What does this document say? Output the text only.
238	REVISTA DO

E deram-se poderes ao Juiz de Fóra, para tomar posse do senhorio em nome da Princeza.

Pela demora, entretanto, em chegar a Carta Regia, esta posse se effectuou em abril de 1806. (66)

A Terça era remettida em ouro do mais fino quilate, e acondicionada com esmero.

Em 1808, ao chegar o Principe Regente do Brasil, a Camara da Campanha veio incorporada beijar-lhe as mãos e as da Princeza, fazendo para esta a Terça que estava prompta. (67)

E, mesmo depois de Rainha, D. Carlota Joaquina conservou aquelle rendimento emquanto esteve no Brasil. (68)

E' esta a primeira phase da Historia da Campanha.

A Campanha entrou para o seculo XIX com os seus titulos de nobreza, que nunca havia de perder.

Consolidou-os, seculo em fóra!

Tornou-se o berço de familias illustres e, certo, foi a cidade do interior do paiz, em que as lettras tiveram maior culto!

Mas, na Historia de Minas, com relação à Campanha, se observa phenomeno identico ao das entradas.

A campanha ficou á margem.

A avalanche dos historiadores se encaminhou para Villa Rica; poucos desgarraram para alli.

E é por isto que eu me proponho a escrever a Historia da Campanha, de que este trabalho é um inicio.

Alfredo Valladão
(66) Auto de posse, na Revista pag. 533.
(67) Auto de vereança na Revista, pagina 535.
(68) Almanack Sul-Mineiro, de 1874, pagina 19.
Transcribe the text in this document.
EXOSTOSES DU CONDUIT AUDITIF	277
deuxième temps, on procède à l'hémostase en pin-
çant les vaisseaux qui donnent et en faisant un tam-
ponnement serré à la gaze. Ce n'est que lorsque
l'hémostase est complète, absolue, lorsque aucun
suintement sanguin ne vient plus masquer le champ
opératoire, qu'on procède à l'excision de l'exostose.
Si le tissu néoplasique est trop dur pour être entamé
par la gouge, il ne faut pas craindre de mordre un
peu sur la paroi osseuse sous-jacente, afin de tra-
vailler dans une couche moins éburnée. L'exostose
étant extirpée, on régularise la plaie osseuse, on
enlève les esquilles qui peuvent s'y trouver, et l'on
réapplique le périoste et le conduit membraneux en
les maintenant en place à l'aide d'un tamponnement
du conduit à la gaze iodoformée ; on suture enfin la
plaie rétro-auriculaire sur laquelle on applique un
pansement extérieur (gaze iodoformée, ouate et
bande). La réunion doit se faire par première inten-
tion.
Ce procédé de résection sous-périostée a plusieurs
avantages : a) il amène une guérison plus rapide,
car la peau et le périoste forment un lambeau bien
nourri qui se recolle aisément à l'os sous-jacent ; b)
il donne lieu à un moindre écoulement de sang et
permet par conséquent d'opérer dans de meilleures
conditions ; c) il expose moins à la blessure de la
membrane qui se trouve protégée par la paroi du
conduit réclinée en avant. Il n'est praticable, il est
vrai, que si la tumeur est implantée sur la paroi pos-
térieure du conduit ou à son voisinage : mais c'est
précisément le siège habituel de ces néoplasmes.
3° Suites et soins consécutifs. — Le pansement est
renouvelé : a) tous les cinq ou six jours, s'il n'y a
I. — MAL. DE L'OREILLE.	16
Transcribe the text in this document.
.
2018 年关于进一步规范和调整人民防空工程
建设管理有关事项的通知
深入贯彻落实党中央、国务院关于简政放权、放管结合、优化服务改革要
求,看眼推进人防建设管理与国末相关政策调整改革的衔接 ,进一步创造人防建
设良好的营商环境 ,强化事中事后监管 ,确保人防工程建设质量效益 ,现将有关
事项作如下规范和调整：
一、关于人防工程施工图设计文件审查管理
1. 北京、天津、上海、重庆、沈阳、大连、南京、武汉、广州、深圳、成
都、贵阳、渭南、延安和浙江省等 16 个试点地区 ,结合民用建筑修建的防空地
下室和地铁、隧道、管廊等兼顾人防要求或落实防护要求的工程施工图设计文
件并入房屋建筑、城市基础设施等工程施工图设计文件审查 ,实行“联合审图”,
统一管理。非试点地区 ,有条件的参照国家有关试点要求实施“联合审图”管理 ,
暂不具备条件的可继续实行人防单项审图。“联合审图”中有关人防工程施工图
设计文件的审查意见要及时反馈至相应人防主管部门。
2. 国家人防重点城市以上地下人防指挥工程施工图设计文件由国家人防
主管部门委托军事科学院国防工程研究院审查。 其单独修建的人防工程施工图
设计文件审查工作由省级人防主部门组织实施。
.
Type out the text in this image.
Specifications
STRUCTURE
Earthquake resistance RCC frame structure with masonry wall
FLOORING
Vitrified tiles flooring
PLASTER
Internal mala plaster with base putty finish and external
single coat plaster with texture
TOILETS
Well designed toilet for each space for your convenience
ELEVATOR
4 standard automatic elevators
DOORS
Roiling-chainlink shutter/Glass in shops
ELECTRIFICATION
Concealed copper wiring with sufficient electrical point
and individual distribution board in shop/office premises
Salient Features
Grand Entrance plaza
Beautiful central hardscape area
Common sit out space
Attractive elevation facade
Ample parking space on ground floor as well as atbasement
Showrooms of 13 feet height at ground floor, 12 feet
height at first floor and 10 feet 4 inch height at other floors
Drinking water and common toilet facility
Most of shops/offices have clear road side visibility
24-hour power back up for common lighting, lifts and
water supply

• **The task**
Show, from the material above, each line that includes the string "paroi".

• **Written response**
peu sur la paroi osseuse sous-jacente, afin de tra-
membrane qui se trouve protégée par la paroi du
vrai, que si la tumeur est implantée sur la paroi pos-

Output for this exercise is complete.